* BEGIN Material *

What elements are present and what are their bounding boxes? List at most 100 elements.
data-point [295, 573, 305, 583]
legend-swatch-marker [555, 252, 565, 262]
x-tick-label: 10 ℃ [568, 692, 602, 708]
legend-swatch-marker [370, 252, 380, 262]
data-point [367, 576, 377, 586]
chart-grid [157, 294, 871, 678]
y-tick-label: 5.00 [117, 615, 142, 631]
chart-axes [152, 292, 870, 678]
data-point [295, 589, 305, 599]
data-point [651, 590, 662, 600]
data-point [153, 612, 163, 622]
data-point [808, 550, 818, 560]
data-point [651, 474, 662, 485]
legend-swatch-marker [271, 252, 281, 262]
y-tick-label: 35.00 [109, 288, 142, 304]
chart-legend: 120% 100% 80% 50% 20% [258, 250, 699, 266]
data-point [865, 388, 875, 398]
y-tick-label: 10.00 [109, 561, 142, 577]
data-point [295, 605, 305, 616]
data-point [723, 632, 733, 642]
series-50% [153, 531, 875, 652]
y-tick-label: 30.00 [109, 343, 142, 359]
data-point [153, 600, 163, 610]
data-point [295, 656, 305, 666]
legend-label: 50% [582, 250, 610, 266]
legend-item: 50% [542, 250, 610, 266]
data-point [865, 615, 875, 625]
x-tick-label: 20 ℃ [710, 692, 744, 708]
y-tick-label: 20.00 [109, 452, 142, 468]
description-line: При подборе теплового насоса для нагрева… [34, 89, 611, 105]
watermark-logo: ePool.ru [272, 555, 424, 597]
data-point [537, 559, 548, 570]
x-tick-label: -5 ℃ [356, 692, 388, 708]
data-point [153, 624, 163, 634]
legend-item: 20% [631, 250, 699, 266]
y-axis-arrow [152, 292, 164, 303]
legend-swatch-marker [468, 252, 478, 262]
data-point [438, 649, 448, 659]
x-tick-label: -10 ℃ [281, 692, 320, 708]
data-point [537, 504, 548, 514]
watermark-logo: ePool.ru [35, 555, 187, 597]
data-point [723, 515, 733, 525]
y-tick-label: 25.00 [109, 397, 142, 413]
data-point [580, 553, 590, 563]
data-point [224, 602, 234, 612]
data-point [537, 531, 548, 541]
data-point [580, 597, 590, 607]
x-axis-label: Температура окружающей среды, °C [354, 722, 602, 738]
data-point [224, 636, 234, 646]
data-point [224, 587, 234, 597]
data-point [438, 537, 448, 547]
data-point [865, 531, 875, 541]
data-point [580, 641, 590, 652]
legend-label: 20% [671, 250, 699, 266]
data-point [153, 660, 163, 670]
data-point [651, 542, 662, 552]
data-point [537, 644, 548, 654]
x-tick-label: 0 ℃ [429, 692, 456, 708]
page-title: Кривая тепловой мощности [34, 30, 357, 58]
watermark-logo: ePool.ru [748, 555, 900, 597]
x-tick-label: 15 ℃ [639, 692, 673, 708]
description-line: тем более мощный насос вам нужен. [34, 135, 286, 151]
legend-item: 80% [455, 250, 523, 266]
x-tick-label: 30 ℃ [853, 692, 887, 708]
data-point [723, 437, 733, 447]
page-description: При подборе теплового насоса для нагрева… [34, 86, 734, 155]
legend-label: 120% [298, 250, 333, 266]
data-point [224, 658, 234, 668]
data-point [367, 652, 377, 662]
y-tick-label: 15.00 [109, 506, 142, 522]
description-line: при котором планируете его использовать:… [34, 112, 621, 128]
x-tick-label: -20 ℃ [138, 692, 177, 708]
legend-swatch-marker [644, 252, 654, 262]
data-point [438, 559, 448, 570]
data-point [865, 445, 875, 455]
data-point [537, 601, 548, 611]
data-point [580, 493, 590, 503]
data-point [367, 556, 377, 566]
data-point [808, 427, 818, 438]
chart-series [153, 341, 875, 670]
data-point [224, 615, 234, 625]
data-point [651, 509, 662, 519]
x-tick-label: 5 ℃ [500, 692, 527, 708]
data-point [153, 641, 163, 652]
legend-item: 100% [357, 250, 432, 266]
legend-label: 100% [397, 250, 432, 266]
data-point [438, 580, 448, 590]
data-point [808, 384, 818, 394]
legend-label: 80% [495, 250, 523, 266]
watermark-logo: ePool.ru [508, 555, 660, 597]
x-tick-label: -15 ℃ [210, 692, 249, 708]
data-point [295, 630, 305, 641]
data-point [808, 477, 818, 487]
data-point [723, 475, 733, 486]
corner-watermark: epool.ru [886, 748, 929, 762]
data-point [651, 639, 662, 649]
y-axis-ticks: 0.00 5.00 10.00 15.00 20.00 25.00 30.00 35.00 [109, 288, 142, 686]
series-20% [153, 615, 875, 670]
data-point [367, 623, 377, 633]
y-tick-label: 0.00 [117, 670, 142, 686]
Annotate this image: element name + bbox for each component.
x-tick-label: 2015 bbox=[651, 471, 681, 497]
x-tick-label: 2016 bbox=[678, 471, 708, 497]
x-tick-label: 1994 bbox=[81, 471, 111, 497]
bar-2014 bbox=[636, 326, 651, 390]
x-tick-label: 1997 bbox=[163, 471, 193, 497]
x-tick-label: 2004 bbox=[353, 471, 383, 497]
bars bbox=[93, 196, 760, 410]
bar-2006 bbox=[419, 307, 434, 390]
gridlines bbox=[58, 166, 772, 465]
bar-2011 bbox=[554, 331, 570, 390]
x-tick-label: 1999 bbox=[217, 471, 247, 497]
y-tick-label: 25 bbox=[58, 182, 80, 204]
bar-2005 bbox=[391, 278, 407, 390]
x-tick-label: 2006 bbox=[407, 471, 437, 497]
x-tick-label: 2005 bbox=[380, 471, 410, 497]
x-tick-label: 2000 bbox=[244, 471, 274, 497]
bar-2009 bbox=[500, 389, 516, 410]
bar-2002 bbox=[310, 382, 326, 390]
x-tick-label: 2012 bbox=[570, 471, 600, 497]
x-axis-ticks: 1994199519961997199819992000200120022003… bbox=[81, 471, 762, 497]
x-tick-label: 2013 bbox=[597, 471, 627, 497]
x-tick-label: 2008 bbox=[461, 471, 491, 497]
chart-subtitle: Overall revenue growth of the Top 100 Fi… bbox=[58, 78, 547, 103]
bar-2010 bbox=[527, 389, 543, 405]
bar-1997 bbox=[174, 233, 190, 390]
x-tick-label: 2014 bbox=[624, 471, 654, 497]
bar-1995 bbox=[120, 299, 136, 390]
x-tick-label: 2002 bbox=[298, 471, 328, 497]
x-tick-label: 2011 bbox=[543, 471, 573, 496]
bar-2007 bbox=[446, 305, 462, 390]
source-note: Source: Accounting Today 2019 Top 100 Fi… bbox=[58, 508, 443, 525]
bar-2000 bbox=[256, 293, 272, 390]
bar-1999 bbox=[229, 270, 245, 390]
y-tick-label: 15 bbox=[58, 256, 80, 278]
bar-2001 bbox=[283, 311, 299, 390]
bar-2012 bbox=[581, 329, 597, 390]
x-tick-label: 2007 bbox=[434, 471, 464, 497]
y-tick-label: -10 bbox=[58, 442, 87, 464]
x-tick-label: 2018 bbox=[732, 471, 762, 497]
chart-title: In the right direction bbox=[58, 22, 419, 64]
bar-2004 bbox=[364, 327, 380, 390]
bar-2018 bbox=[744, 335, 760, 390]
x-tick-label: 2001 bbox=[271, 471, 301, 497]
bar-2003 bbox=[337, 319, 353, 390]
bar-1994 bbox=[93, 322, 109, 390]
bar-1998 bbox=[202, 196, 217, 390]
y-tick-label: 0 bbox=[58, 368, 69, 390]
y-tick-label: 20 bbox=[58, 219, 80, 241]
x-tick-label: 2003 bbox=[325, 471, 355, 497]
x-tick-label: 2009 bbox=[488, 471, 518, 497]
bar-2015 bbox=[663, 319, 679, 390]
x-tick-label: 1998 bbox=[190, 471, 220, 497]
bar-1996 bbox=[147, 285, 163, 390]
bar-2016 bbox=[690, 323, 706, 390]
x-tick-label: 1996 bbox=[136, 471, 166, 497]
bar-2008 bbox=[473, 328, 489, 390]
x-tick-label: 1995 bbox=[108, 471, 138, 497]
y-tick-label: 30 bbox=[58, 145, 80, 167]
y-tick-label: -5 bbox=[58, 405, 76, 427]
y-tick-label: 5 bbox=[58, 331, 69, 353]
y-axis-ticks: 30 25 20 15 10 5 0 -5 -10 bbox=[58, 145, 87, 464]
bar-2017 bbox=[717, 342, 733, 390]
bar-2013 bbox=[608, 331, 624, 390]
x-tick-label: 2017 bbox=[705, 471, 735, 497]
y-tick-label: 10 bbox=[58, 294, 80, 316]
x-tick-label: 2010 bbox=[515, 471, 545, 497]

* END Material *

> _Task to complete_
Copy the items word for word, starting at the very first line and ending at the line that contains "data-point [651, 474, 662, 485]", including that line.

> _Output for this exercise_
What elements are present and what are their bounding boxes? List at most 100 elements.
data-point [295, 573, 305, 583]
legend-swatch-marker [555, 252, 565, 262]
x-tick-label: 10 ℃ [568, 692, 602, 708]
legend-swatch-marker [370, 252, 380, 262]
data-point [367, 576, 377, 586]
chart-grid [157, 294, 871, 678]
y-tick-label: 5.00 [117, 615, 142, 631]
chart-axes [152, 292, 870, 678]
data-point [295, 589, 305, 599]
data-point [651, 590, 662, 600]
data-point [153, 612, 163, 622]
data-point [808, 550, 818, 560]
data-point [651, 474, 662, 485]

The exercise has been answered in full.